■ AIM OF THE TASK
Print the full listing below line by line, leaving every character unchanged.

■ DATA SHOWN
***
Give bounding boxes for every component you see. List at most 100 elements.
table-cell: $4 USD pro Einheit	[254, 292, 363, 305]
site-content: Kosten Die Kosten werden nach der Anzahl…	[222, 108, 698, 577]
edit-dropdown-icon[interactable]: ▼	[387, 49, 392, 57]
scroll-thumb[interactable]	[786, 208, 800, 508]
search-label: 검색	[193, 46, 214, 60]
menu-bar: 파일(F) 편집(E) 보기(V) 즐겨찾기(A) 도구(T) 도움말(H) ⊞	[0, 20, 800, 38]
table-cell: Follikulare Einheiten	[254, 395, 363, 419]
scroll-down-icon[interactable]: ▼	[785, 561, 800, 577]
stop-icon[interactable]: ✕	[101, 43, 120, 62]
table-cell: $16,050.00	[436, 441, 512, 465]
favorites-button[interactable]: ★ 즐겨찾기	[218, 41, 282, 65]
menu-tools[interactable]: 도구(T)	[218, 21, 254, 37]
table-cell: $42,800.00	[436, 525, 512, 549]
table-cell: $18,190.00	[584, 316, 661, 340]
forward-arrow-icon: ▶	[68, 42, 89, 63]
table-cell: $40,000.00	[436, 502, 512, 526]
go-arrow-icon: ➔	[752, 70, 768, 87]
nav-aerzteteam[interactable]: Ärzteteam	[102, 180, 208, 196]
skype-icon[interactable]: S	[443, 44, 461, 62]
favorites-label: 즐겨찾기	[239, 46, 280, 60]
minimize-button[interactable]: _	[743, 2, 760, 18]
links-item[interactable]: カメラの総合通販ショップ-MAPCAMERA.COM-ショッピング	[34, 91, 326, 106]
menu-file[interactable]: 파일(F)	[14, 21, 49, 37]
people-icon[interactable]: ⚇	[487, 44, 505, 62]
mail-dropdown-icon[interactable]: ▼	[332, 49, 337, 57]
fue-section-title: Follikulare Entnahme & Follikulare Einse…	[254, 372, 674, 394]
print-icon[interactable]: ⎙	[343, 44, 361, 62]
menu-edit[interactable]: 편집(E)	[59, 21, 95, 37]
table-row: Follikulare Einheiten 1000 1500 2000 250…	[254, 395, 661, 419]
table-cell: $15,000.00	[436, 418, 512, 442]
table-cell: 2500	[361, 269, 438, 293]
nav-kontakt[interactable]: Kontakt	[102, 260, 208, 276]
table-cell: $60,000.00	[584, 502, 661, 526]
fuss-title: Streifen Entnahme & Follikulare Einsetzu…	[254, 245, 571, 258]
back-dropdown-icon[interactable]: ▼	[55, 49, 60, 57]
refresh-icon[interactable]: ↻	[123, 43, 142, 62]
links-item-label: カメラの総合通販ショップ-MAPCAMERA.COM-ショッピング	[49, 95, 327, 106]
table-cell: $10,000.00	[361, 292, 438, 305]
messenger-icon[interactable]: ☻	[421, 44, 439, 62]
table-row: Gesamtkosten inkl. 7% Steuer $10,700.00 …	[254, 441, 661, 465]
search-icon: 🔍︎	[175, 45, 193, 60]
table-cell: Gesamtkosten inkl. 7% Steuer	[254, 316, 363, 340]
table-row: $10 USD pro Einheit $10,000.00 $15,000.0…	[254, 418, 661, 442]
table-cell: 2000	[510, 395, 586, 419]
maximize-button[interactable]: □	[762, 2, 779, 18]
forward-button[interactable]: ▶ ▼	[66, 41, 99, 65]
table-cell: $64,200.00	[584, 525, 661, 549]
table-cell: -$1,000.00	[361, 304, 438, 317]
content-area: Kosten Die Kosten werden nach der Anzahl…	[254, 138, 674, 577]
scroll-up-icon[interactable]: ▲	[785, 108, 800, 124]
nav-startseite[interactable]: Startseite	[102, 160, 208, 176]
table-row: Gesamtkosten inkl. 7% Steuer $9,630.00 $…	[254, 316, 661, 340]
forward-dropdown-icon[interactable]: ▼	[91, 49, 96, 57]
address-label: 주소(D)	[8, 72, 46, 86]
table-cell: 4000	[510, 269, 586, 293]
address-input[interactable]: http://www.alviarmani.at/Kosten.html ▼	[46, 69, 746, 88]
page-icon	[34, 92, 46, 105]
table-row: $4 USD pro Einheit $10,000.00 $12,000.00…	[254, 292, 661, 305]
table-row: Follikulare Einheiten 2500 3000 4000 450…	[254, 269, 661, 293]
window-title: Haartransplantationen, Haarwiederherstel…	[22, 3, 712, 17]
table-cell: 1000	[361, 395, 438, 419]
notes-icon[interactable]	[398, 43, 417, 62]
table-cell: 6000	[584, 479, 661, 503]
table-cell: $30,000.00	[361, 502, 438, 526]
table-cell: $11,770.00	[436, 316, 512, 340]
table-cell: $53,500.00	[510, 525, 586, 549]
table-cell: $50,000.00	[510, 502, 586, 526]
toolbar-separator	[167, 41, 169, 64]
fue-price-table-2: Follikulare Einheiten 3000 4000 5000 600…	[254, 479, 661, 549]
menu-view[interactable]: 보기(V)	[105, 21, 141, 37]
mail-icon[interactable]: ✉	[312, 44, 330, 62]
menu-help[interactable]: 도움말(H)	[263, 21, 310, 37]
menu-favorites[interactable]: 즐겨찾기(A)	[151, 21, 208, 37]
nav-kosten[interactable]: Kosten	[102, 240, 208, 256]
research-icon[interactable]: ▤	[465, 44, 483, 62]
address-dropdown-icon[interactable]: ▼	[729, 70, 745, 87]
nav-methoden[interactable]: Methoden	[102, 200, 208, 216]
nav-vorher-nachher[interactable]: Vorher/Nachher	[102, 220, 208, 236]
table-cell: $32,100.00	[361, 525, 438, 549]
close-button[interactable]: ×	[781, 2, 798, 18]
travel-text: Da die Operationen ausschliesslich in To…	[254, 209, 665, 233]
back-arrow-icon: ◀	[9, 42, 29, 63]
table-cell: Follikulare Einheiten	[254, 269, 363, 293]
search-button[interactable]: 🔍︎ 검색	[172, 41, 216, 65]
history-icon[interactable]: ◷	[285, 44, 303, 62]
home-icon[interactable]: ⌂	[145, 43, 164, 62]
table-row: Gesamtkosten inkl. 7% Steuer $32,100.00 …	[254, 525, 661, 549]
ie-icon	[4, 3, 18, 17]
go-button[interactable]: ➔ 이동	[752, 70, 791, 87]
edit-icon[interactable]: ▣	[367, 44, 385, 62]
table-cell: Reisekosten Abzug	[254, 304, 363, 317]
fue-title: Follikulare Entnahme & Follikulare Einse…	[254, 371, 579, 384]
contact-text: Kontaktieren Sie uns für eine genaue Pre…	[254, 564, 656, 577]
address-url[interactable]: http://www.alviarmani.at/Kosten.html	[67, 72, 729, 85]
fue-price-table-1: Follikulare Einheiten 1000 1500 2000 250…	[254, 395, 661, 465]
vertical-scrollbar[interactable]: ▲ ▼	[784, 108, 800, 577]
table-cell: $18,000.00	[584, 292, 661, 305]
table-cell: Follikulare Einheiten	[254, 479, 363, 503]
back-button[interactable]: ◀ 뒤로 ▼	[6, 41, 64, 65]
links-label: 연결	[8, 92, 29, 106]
***
■ EXERCISE RESULT
Give bounding boxes for every component you see. List at most 100 elements.
table-cell: $4 USD pro Einheit	[254, 292, 363, 305]
site-content: Kosten Die Kosten werden nach der Anzahl…	[222, 108, 698, 577]
edit-dropdown-icon[interactable]: ▼	[387, 49, 392, 57]
scroll-thumb[interactable]	[786, 208, 800, 508]
search-label: 검색	[193, 46, 214, 60]
menu-bar: 파일(F) 편집(E) 보기(V) 즐겨찾기(A) 도구(T) 도움말(H) ⊞	[0, 20, 800, 38]
table-cell: Follikulare Einheiten	[254, 395, 363, 419]
scroll-down-icon[interactable]: ▼	[785, 561, 800, 577]
stop-icon[interactable]: ✕	[101, 43, 120, 62]
table-cell: $16,050.00	[436, 441, 512, 465]
favorites-button[interactable]: ★ 즐겨찾기	[218, 41, 282, 65]
menu-tools[interactable]: 도구(T)	[218, 21, 254, 37]
table-cell: $42,800.00	[436, 525, 512, 549]
table-cell: $18,190.00	[584, 316, 661, 340]
forward-arrow-icon: ▶	[68, 42, 89, 63]
table-cell: $40,000.00	[436, 502, 512, 526]
go-arrow-icon: ➔	[752, 70, 768, 87]
nav-aerzteteam[interactable]: Ärzteteam	[102, 180, 208, 196]
skype-icon[interactable]: S	[443, 44, 461, 62]
favorites-label: 즐겨찾기	[239, 46, 280, 60]
minimize-button[interactable]: _	[743, 2, 760, 18]
links-item[interactable]: カメラの総合通販ショップ-MAPCAMERA.COM-ショッピング	[34, 91, 326, 106]
menu-file[interactable]: 파일(F)	[14, 21, 49, 37]
people-icon[interactable]: ⚇	[487, 44, 505, 62]
mail-dropdown-icon[interactable]: ▼	[332, 49, 337, 57]
fue-section-title: Follikulare Entnahme & Follikulare Einse…	[254, 372, 674, 394]
print-icon[interactable]: ⎙	[343, 44, 361, 62]
menu-edit[interactable]: 편집(E)	[59, 21, 95, 37]
table-row: Follikulare Einheiten 1000 1500 2000 250…	[254, 395, 661, 419]
table-cell: $15,000.00	[436, 418, 512, 442]
table-cell: 2500	[361, 269, 438, 293]
nav-kontakt[interactable]: Kontakt	[102, 260, 208, 276]
table-cell: $60,000.00	[584, 502, 661, 526]
fuss-title: Streifen Entnahme & Follikulare Einsetzu…	[254, 245, 571, 258]
back-dropdown-icon[interactable]: ▼	[55, 49, 60, 57]
refresh-icon[interactable]: ↻	[123, 43, 142, 62]
links-item-label: カメラの総合通販ショップ-MAPCAMERA.COM-ショッピング	[49, 95, 327, 106]
table-cell: $10,000.00	[361, 292, 438, 305]
messenger-icon[interactable]: ☻	[421, 44, 439, 62]
table-row: Gesamtkosten inkl. 7% Steuer $10,700.00 …	[254, 441, 661, 465]
search-icon: 🔍︎	[175, 45, 193, 60]
table-cell: Gesamtkosten inkl. 7% Steuer	[254, 316, 363, 340]
table-row: $10 USD pro Einheit $10,000.00 $15,000.0…	[254, 418, 661, 442]
table-cell: 2000	[510, 395, 586, 419]
maximize-button[interactable]: □	[762, 2, 779, 18]
forward-button[interactable]: ▶ ▼	[66, 41, 99, 65]
table-cell: $64,200.00	[584, 525, 661, 549]
table-cell: -$1,000.00	[361, 304, 438, 317]
content-area: Kosten Die Kosten werden nach der Anzahl…	[254, 138, 674, 577]
scroll-up-icon[interactable]: ▲	[785, 108, 800, 124]
nav-startseite[interactable]: Startseite	[102, 160, 208, 176]
table-row: Gesamtkosten inkl. 7% Steuer $9,630.00 $…	[254, 316, 661, 340]
forward-dropdown-icon[interactable]: ▼	[91, 49, 96, 57]
address-label: 주소(D)	[8, 72, 46, 86]
table-cell: 4000	[510, 269, 586, 293]
address-input[interactable]: http://www.alviarmani.at/Kosten.html ▼	[46, 69, 746, 88]
page-icon	[34, 92, 46, 105]
table-row: $4 USD pro Einheit $10,000.00 $12,000.00…	[254, 292, 661, 305]
table-row: Follikulare Einheiten 2500 3000 4000 450…	[254, 269, 661, 293]
window-title: Haartransplantationen, Haarwiederherstel…	[22, 3, 712, 17]
table-cell: 1000	[361, 395, 438, 419]
notes-icon[interactable]	[398, 43, 417, 62]
table-cell: 6000	[584, 479, 661, 503]
table-cell: $30,000.00	[361, 502, 438, 526]
table-cell: $11,770.00	[436, 316, 512, 340]
table-cell: $53,500.00	[510, 525, 586, 549]
table-cell: $50,000.00	[510, 502, 586, 526]
toolbar-separator	[167, 41, 169, 64]
fue-price-table-2: Follikulare Einheiten 3000 4000 5000 600…	[254, 479, 661, 549]
menu-view[interactable]: 보기(V)	[105, 21, 141, 37]
mail-icon[interactable]: ✉	[312, 44, 330, 62]
menu-help[interactable]: 도움말(H)	[263, 21, 310, 37]
menu-favorites[interactable]: 즐겨찾기(A)	[151, 21, 208, 37]
nav-kosten[interactable]: Kosten	[102, 240, 208, 256]
research-icon[interactable]: ▤	[465, 44, 483, 62]
address-dropdown-icon[interactable]: ▼	[729, 70, 745, 87]
nav-methoden[interactable]: Methoden	[102, 200, 208, 216]
nav-vorher-nachher[interactable]: Vorher/Nachher	[102, 220, 208, 236]
table-cell: $32,100.00	[361, 525, 438, 549]
close-button[interactable]: ×	[781, 2, 798, 18]
travel-text: Da die Operationen ausschliesslich in To…	[254, 209, 665, 233]
back-arrow-icon: ◀	[9, 42, 29, 63]
table-cell: Follikulare Einheiten	[254, 269, 363, 293]
search-button[interactable]: 🔍︎ 검색	[172, 41, 216, 65]
history-icon[interactable]: ◷	[285, 44, 303, 62]
home-icon[interactable]: ⌂	[145, 43, 164, 62]
table-row: Gesamtkosten inkl. 7% Steuer $32,100.00 …	[254, 525, 661, 549]
ie-icon	[4, 3, 18, 17]
go-button[interactable]: ➔ 이동	[752, 70, 791, 87]
edit-icon[interactable]: ▣	[367, 44, 385, 62]
table-cell: Reisekosten Abzug	[254, 304, 363, 317]
fue-title: Follikulare Entnahme & Follikulare Einse…	[254, 371, 579, 384]
contact-text: Kontaktieren Sie uns für eine genaue Pre…	[254, 564, 656, 577]
address-url[interactable]: http://www.alviarmani.at/Kosten.html	[67, 72, 729, 85]
fue-price-table-1: Follikulare Einheiten 1000 1500 2000 250…	[254, 395, 661, 465]
vertical-scrollbar[interactable]: ▲ ▼	[784, 108, 800, 577]
table-cell: $18,000.00	[584, 292, 661, 305]
table-cell: Follikulare Einheiten	[254, 479, 363, 503]
back-button[interactable]: ◀ 뒤로 ▼	[6, 41, 64, 65]
links-label: 연결	[8, 92, 29, 106]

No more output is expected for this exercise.